**Source records:**
::::::::::

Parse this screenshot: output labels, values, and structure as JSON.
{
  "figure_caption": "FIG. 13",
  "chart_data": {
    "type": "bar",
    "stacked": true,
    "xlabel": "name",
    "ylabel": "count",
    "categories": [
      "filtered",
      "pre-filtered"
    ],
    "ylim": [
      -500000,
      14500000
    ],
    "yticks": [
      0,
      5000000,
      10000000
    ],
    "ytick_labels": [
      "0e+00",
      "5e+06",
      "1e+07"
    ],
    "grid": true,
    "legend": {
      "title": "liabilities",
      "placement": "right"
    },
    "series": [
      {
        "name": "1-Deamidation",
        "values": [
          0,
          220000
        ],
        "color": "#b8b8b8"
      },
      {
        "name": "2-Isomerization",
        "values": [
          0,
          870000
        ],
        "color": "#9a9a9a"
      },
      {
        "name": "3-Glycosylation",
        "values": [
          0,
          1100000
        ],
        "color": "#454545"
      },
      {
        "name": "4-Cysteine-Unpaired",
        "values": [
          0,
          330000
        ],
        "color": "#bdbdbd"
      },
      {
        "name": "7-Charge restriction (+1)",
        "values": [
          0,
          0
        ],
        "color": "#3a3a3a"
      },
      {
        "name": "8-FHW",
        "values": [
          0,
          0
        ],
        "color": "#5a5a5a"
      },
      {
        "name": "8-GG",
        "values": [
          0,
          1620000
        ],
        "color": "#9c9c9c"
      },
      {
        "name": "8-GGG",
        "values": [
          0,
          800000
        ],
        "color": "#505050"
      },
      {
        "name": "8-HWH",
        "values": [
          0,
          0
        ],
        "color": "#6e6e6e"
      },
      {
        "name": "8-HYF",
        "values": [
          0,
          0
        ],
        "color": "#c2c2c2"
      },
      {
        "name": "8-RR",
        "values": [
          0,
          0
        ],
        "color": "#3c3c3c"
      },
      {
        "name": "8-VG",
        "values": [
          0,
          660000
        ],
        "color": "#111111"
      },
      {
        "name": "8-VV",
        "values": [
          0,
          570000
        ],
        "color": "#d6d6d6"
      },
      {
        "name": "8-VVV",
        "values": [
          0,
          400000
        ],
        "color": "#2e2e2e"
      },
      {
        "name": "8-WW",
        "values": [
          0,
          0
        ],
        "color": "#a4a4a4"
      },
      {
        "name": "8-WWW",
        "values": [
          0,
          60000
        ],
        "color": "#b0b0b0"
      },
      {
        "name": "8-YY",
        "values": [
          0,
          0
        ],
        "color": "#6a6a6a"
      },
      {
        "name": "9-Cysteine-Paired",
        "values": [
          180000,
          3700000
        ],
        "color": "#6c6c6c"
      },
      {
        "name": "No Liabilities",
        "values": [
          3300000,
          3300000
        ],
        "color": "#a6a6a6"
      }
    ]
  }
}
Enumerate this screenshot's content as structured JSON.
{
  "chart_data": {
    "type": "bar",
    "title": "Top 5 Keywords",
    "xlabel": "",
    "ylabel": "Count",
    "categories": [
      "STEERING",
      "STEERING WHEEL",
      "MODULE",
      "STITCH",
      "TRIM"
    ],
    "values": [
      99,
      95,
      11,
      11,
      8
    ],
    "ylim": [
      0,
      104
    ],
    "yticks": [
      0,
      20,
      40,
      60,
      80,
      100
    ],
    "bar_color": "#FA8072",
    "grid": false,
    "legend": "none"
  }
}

::::::::::

**Exercise objective:** Return all of the data precisely as it appears.

**Completed exercise:**
Parse this screenshot: output labels, values, and structure as JSON.
{
  "figure_caption": "FIG. 13",
  "chart_data": {
    "type": "bar",
    "stacked": true,
    "xlabel": "name",
    "ylabel": "count",
    "categories": [
      "filtered",
      "pre-filtered"
    ],
    "ylim": [
      -500000,
      14500000
    ],
    "yticks": [
      0,
      5000000,
      10000000
    ],
    "ytick_labels": [
      "0e+00",
      "5e+06",
      "1e+07"
    ],
    "grid": true,
    "legend": {
      "title": "liabilities",
      "placement": "right"
    },
    "series": [
      {
        "name": "1-Deamidation",
        "values": [
          0,
          220000
        ],
        "color": "#b8b8b8"
      },
      {
        "name": "2-Isomerization",
        "values": [
          0,
          870000
        ],
        "color": "#9a9a9a"
      },
      {
        "name": "3-Glycosylation",
        "values": [
          0,
          1100000
        ],
        "color": "#454545"
      },
      {
        "name": "4-Cysteine-Unpaired",
        "values": [
          0,
          330000
        ],
        "color": "#bdbdbd"
      },
      {
        "name": "7-Charge restriction (+1)",
        "values": [
          0,
          0
        ],
        "color": "#3a3a3a"
      },
      {
        "name": "8-FHW",
        "values": [
          0,
          0
        ],
        "color": "#5a5a5a"
      },
      {
        "name": "8-GG",
        "values": [
          0,
          1620000
        ],
        "color": "#9c9c9c"
      },
      {
        "name": "8-GGG",
        "values": [
          0,
          800000
        ],
        "color": "#505050"
      },
      {
        "name": "8-HWH",
        "values": [
          0,
          0
        ],
        "color": "#6e6e6e"
      },
      {
        "name": "8-HYF",
        "values": [
          0,
          0
        ],
        "color": "#c2c2c2"
      },
      {
        "name": "8-RR",
        "values": [
          0,
          0
        ],
        "color": "#3c3c3c"
      },
      {
        "name": "8-VG",
        "values": [
          0,
          660000
        ],
        "color": "#111111"
      },
      {
        "name": "8-VV",
        "values": [
          0,
          570000
        ],
        "color": "#d6d6d6"
      },
      {
        "name": "8-VVV",
        "values": [
          0,
          400000
        ],
        "color": "#2e2e2e"
      },
      {
        "name": "8-WW",
        "values": [
          0,
          0
        ],
        "color": "#a4a4a4"
      },
      {
        "name": "8-WWW",
        "values": [
          0,
          60000
        ],
        "color": "#b0b0b0"
      },
      {
        "name": "8-YY",
        "values": [
          0,
          0
        ],
        "color": "#6a6a6a"
      },
      {
        "name": "9-Cysteine-Paired",
        "values": [
          180000,
          3700000
        ],
        "color": "#6c6c6c"
      },
      {
        "name": "No Liabilities",
        "values": [
          3300000,
          3300000
        ],
        "color": "#a6a6a6"
      }
    ]
  }
}
Enumerate this screenshot's content as structured JSON.
{
  "chart_data": {
    "type": "bar",
    "title": "Top 5 Keywords",
    "xlabel": "",
    "ylabel": "Count",
    "categories": [
      "STEERING",
      "STEERING WHEEL",
      "MODULE",
      "STITCH",
      "TRIM"
    ],
    "values": [
      99,
      95,
      11,
      11,
      8
    ],
    "ylim": [
      0,
      104
    ],
    "yticks": [
      0,
      20,
      40,
      60,
      80,
      100
    ],
    "bar_color": "#FA8072",
    "grid": false,
    "legend": "none"
  }
}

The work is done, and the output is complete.